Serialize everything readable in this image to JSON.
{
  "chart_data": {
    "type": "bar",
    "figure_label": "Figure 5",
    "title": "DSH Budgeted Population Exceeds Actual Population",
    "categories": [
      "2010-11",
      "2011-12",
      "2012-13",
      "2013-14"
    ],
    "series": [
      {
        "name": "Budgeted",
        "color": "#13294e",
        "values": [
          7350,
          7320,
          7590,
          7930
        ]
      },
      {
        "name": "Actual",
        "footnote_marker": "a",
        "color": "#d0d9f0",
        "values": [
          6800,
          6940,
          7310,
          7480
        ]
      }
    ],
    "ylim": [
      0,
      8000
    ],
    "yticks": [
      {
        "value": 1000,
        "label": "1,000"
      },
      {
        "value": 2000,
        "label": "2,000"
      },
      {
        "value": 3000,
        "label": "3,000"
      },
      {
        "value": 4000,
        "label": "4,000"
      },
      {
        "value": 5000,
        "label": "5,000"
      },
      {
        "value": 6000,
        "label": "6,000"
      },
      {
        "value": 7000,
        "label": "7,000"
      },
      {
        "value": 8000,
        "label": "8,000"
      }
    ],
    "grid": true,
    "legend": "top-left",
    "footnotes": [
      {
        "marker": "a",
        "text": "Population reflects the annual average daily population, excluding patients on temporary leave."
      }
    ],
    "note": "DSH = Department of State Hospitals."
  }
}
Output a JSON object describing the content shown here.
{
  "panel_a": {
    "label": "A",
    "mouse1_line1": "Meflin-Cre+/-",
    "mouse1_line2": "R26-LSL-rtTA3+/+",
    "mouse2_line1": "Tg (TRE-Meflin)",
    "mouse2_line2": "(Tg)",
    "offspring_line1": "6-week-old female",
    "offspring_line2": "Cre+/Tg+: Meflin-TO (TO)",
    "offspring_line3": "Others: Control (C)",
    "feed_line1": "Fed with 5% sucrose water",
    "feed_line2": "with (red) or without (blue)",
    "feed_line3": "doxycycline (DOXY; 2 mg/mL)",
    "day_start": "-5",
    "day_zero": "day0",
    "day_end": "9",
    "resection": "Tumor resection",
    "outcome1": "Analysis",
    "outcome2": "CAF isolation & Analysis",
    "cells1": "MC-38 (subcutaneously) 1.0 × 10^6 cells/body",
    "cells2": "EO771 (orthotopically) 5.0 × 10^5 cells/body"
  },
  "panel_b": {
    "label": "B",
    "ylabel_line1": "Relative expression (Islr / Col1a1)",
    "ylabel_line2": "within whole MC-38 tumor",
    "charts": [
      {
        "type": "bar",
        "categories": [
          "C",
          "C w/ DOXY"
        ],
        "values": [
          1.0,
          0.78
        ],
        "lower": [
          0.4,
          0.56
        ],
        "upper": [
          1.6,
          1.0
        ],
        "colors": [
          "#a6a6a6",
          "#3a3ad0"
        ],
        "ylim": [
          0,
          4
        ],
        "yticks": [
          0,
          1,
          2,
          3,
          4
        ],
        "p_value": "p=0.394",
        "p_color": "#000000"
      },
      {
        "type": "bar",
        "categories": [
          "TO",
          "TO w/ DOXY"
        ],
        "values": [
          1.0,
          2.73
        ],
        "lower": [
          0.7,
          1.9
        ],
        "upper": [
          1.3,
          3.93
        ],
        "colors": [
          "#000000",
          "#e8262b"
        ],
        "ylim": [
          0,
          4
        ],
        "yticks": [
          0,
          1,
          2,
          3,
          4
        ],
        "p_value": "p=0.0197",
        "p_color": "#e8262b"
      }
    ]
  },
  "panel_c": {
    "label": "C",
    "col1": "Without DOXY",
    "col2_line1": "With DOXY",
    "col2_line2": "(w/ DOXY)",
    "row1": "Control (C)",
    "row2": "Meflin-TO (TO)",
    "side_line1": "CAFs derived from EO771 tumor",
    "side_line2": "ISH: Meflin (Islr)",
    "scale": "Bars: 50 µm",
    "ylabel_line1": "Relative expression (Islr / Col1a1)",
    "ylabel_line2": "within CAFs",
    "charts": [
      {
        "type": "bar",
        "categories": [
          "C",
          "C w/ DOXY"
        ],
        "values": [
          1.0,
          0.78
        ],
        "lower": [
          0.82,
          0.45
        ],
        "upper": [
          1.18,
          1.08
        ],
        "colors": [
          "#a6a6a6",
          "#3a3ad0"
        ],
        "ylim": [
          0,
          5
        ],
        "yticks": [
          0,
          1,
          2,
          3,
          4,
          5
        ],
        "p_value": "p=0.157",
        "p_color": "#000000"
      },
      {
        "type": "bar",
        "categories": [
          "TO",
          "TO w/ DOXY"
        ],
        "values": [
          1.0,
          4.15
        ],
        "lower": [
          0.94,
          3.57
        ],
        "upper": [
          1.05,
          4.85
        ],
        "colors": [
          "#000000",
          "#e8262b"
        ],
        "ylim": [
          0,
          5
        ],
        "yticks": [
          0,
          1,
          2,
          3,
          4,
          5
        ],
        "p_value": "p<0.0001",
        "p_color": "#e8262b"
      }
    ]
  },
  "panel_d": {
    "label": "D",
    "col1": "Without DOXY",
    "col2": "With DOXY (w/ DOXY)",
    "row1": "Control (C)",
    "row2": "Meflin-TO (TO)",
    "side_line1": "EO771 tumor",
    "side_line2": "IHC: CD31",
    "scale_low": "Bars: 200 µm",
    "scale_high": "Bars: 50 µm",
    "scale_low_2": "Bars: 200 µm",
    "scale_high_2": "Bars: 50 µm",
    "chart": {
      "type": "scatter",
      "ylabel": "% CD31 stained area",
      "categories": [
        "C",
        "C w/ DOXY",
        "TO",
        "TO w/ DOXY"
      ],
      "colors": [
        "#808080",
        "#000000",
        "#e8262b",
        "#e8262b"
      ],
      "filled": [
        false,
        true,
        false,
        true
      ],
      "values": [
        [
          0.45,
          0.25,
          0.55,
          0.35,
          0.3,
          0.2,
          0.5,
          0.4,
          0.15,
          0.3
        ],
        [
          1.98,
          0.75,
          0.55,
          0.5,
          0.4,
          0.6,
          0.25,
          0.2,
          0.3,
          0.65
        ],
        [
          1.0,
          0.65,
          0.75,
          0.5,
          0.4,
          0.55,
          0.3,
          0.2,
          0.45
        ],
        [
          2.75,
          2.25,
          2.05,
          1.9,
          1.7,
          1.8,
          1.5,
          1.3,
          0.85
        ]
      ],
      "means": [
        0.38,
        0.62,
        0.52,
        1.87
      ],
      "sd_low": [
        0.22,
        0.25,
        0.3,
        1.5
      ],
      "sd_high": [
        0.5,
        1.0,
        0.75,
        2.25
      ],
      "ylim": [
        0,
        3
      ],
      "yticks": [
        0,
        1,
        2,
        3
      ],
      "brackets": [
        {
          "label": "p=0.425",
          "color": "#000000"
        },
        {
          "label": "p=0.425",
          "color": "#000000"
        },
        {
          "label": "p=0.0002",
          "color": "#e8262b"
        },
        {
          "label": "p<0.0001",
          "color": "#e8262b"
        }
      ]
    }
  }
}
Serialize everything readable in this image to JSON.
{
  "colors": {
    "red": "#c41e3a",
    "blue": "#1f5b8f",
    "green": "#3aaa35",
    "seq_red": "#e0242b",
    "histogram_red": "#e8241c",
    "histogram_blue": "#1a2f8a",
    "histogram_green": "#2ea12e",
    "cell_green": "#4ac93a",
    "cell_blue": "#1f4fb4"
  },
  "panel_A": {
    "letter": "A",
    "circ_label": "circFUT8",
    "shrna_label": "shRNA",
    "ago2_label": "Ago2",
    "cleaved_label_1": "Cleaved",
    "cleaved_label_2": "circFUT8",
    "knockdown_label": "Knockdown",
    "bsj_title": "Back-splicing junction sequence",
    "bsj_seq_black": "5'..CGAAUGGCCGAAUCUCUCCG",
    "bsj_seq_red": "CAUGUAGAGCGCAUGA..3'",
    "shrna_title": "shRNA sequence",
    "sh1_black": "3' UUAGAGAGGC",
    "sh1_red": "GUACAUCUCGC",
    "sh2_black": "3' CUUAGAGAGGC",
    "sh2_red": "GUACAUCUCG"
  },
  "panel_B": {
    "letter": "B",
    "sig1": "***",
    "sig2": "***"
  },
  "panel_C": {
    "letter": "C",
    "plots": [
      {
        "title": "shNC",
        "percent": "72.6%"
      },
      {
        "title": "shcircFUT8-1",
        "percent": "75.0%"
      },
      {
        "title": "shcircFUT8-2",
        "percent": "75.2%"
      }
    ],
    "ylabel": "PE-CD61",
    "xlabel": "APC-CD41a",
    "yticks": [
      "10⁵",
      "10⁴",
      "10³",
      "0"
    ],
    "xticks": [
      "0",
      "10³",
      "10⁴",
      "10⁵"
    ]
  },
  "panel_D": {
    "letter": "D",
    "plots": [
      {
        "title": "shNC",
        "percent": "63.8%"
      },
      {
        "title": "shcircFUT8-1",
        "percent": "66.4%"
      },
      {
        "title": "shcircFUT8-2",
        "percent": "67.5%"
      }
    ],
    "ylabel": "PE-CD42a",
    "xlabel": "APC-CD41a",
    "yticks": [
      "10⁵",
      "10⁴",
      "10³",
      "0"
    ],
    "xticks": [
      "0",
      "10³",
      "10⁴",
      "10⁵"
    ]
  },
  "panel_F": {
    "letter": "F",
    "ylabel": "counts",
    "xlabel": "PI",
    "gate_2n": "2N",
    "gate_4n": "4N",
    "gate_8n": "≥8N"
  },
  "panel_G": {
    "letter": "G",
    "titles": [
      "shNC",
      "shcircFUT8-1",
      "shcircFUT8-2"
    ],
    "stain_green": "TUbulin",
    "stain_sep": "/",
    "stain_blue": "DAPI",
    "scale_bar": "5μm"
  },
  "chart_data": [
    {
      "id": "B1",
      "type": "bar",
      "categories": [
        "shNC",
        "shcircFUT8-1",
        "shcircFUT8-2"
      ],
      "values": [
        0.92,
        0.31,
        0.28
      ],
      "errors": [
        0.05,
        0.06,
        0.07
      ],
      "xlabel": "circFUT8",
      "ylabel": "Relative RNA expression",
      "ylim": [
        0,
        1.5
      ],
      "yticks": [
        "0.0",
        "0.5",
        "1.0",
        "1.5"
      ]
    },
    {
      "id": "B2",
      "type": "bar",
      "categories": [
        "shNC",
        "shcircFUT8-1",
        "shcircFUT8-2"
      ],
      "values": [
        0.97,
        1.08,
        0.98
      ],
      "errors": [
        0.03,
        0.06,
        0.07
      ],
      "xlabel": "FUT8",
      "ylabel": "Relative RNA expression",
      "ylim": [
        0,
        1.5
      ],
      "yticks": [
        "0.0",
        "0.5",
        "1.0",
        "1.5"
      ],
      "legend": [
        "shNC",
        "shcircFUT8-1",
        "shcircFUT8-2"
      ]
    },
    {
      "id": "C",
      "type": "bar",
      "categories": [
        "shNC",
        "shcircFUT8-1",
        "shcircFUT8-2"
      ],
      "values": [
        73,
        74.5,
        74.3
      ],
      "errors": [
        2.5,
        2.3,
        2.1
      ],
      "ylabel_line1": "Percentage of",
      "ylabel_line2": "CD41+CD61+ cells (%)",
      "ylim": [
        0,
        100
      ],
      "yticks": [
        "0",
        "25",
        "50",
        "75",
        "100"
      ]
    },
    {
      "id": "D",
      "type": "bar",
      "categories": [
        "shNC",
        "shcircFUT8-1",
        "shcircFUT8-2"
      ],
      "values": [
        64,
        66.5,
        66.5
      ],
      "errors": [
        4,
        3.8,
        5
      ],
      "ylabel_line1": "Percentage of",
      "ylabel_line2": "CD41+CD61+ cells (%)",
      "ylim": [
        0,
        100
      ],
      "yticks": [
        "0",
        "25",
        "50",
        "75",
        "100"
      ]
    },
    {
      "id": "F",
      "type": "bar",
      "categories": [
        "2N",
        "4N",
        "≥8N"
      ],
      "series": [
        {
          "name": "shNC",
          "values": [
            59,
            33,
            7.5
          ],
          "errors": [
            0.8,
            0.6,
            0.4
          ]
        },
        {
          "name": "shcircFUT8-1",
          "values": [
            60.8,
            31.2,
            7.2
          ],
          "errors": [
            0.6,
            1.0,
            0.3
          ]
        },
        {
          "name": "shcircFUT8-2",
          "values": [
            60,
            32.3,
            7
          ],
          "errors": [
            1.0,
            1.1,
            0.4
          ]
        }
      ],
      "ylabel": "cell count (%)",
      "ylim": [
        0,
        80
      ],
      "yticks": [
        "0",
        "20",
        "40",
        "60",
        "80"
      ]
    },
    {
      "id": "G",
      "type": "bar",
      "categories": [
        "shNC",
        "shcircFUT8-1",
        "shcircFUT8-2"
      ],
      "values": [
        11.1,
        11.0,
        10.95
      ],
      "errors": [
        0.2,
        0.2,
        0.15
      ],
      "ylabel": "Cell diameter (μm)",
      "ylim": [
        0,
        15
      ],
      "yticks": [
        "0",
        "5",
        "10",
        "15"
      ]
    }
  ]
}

> Problem requirements
Every line from the data above that contains "DOXY" must appear in the answer.

> Your solution
    "feed_line3": "doxycycline (DOXY; 2 mg/mL)",
          "C w/ DOXY"
          "TO w/ DOXY"
    "col1": "Without DOXY",
    "col2_line1": "With DOXY",
    "col2_line2": "(w/ DOXY)",
          "C w/ DOXY"
          "TO w/ DOXY"
    "col1": "Without DOXY",
    "col2": "With DOXY (w/ DOXY)",
        "C w/ DOXY",
        "TO w/ DOXY"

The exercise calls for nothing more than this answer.